**Data records**.
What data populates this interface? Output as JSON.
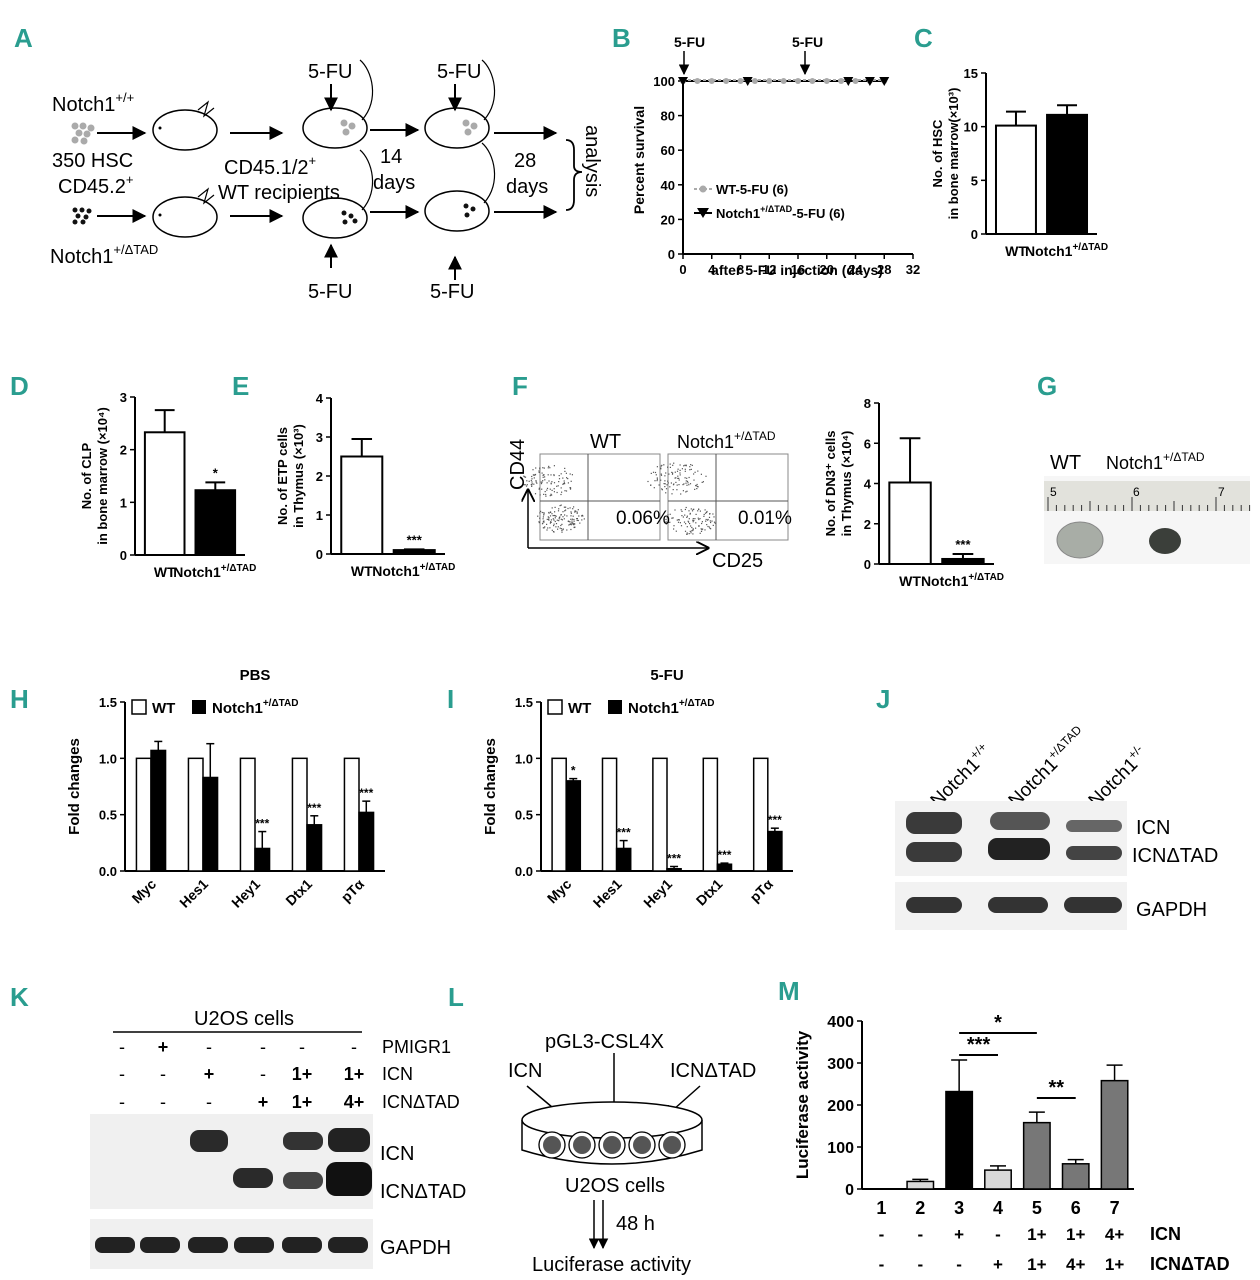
{
  "panel_labels": {
    "A": "A",
    "B": "B",
    "C": "C",
    "D": "D",
    "E": "E",
    "F": "F",
    "G": "G",
    "H": "H",
    "I": "I",
    "J": "J",
    "K": "K",
    "L": "L",
    "M": "M"
  },
  "panel_a": {
    "notch_wt_base": "Notch1",
    "notch_wt_sup": "+/+",
    "hsc_line1": "350 HSC",
    "hsc_line2_base": "CD45.2",
    "hsc_line2_sup": "+",
    "notch_mut_base": "Notch1",
    "notch_mut_sup": "+/ΔTAD",
    "recip_line1_base": "CD45.1/2",
    "recip_line1_sup": "+",
    "recip_line2": "WT recipients",
    "five_fu": "5-FU",
    "days14_num": "14",
    "days_word": "days",
    "days28_num": "28",
    "analysis": "analysis"
  },
  "chart_data": [
    {
      "id": "B",
      "type": "line",
      "ylabel": "Percent survival",
      "xlabel": "after 5-FU injection (days)",
      "xlim": [
        0,
        32
      ],
      "ylim": [
        0,
        100
      ],
      "xticks": [
        "0",
        "4",
        "8",
        "12",
        "16",
        "20",
        "24",
        "28",
        "32"
      ],
      "yticks": [
        "0",
        "20",
        "40",
        "60",
        "80",
        "100"
      ],
      "annotations": [
        "5-FU",
        "5-FU"
      ],
      "series": [
        {
          "name": "WT-5-FU (6)",
          "x": [
            0,
            2,
            4,
            6,
            8,
            10,
            12,
            14,
            16,
            18,
            20,
            22,
            24,
            26,
            28
          ],
          "y": [
            100,
            100,
            100,
            100,
            100,
            100,
            100,
            100,
            100,
            100,
            100,
            100,
            100,
            100,
            100
          ]
        },
        {
          "name_base": "Notch1",
          "name_sup": "+/ΔTAD",
          "name_rest": "-5-FU (6)",
          "x": [
            0,
            9,
            23,
            26,
            28
          ],
          "y": [
            100,
            100,
            100,
            100,
            100
          ]
        }
      ]
    },
    {
      "id": "C",
      "type": "bar",
      "ylabel_1": "No. of HSC",
      "ylabel_2": "in bone marrow(×10³)",
      "ylim": [
        0,
        15
      ],
      "yticks": [
        "0",
        "5",
        "10",
        "15"
      ],
      "categories": [
        "WT",
        "Notch1"
      ],
      "cat_sup": "+/ΔTAD",
      "values": [
        10.1,
        11.1
      ],
      "errors": [
        1.3,
        0.9
      ]
    },
    {
      "id": "D",
      "type": "bar",
      "ylabel_1": "No. of CLP",
      "ylabel_2": "in bone marrow (×10⁴)",
      "ylim": [
        0,
        3
      ],
      "yticks": [
        "0",
        "1",
        "2",
        "3"
      ],
      "categories": [
        "WT",
        "Notch1"
      ],
      "cat_sup": "+/ΔTAD",
      "values": [
        2.33,
        1.23
      ],
      "errors": [
        0.42,
        0.15
      ],
      "sig": [
        "",
        "*"
      ]
    },
    {
      "id": "E",
      "type": "bar",
      "ylabel_1": "No. of ETP cells",
      "ylabel_2": "in Thymus (×10³)",
      "ylim": [
        0,
        4
      ],
      "yticks": [
        "0",
        "1",
        "2",
        "3",
        "4"
      ],
      "categories": [
        "WT",
        "Notch1"
      ],
      "cat_sup": "+/ΔTAD",
      "values": [
        2.5,
        0.1
      ],
      "errors": [
        0.45,
        0.02
      ],
      "sig": [
        "",
        "***"
      ]
    },
    {
      "id": "F",
      "type": "bar",
      "ylabel_1": "No. of DN3⁺ cells",
      "ylabel_2": "in Thymus (×10⁴)",
      "ylim": [
        0,
        8
      ],
      "yticks": [
        "0",
        "2",
        "4",
        "6",
        "8"
      ],
      "categories": [
        "WT",
        "Notch1"
      ],
      "cat_sup": "+/ΔTAD",
      "values": [
        4.05,
        0.25
      ],
      "errors": [
        2.2,
        0.25
      ],
      "sig": [
        "",
        "***"
      ]
    },
    {
      "id": "H",
      "type": "bar",
      "title": "PBS",
      "ylabel": "Fold changes",
      "ylim": [
        0,
        1.5
      ],
      "yticks": [
        "0.0",
        "0.5",
        "1.0",
        "1.5"
      ],
      "categories": [
        "Myc",
        "Hes1",
        "Hey1",
        "Dtx1",
        "pTα"
      ],
      "series": [
        {
          "name": "WT",
          "values": [
            1,
            1,
            1,
            1,
            1
          ],
          "errors": [
            0,
            0,
            0,
            0,
            0
          ]
        },
        {
          "name_base": "Notch1",
          "name_sup": "+/ΔTAD",
          "values": [
            1.07,
            0.83,
            0.2,
            0.41,
            0.52
          ],
          "errors": [
            0.08,
            0.3,
            0.15,
            0.08,
            0.1
          ]
        }
      ],
      "sig": [
        "",
        "",
        "***",
        "***",
        "***"
      ]
    },
    {
      "id": "I",
      "type": "bar",
      "title": "5-FU",
      "ylabel": "Fold changes",
      "ylim": [
        0,
        1.5
      ],
      "yticks": [
        "0.0",
        "0.5",
        "1.0",
        "1.5"
      ],
      "categories": [
        "Myc",
        "Hes1",
        "Hey1",
        "Dtx1",
        "pTα"
      ],
      "series": [
        {
          "name": "WT",
          "values": [
            1,
            1,
            1,
            1,
            1
          ],
          "errors": [
            0,
            0,
            0,
            0,
            0
          ]
        },
        {
          "name_base": "Notch1",
          "name_sup": "+/ΔTAD",
          "values": [
            0.8,
            0.2,
            0.02,
            0.06,
            0.35
          ],
          "errors": [
            0.02,
            0.07,
            0.02,
            0.01,
            0.03
          ]
        }
      ],
      "sig": [
        "*",
        "***",
        "***",
        "***",
        "***"
      ]
    },
    {
      "id": "M",
      "type": "bar",
      "ylabel": "Luciferase activity",
      "ylim": [
        0,
        400
      ],
      "yticks": [
        "0",
        "100",
        "200",
        "300",
        "400"
      ],
      "categories": [
        "1",
        "2",
        "3",
        "4",
        "5",
        "6",
        "7"
      ],
      "values": [
        0,
        18,
        232,
        45,
        158,
        60,
        258
      ],
      "errors": [
        0,
        5,
        75,
        10,
        25,
        10,
        37
      ],
      "colors": [
        "#ffffff",
        "#d9d9d9",
        "#000000",
        "#d9d9d9",
        "#777777",
        "#777777",
        "#777777"
      ],
      "icn_row": [
        "-",
        "-",
        "+",
        "-",
        "1+",
        "1+",
        "4+"
      ],
      "icn_label": "ICN",
      "icndtad_row": [
        "-",
        "-",
        "-",
        "+",
        "1+",
        "4+",
        "1+"
      ],
      "icndtad_label": "ICNΔTAD",
      "brackets": [
        "*",
        "***",
        "**"
      ]
    }
  ],
  "panel_f": {
    "wt": "WT",
    "mut_base": "Notch1",
    "mut_sup": "+/ΔTAD",
    "cd44": "CD44",
    "cd25": "CD25",
    "pct_wt": "0.06%",
    "pct_mut": "0.01%"
  },
  "panel_g": {
    "wt": "WT",
    "mut_base": "Notch1",
    "mut_sup": "+/ΔTAD",
    "ruler_marks": [
      "5",
      "6",
      "7"
    ]
  },
  "panel_j": {
    "lanes": [
      {
        "base": "Notch1",
        "sup": "+/+"
      },
      {
        "base": "Notch1",
        "sup": "+/ΔTAD"
      },
      {
        "base": "Notch1",
        "sup": "+/-"
      }
    ],
    "icn": "ICN",
    "icndtad": "ICNΔTAD",
    "gapdh": "GAPDH"
  },
  "panel_k": {
    "header": "U2OS cells",
    "rows": [
      {
        "label": "PMIGR1",
        "cells": [
          "-",
          "+",
          "-",
          "-",
          "-",
          "-"
        ]
      },
      {
        "label": "ICN",
        "cells": [
          "-",
          "-",
          "+",
          "-",
          "1+",
          "1+"
        ]
      },
      {
        "label": "ICNΔTAD",
        "cells": [
          "-",
          "-",
          "-",
          "+",
          "1+",
          "4+"
        ]
      }
    ],
    "icn": "ICN",
    "icndtad": "ICNΔTAD",
    "gapdh": "GAPDH"
  },
  "panel_l": {
    "reporter": "pGL3-CSL4X",
    "icn": "ICN",
    "icndtad": "ICNΔTAD",
    "cells": "U2OS cells",
    "time": "48 h",
    "readout": "Luciferase activity"
  }
}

**Exercise brief**.
Take every line from the data above that holds "activity" and copy it out.

**Problem solution**.
      "ylabel": "Luciferase activity",
    "readout": "Luciferase activity"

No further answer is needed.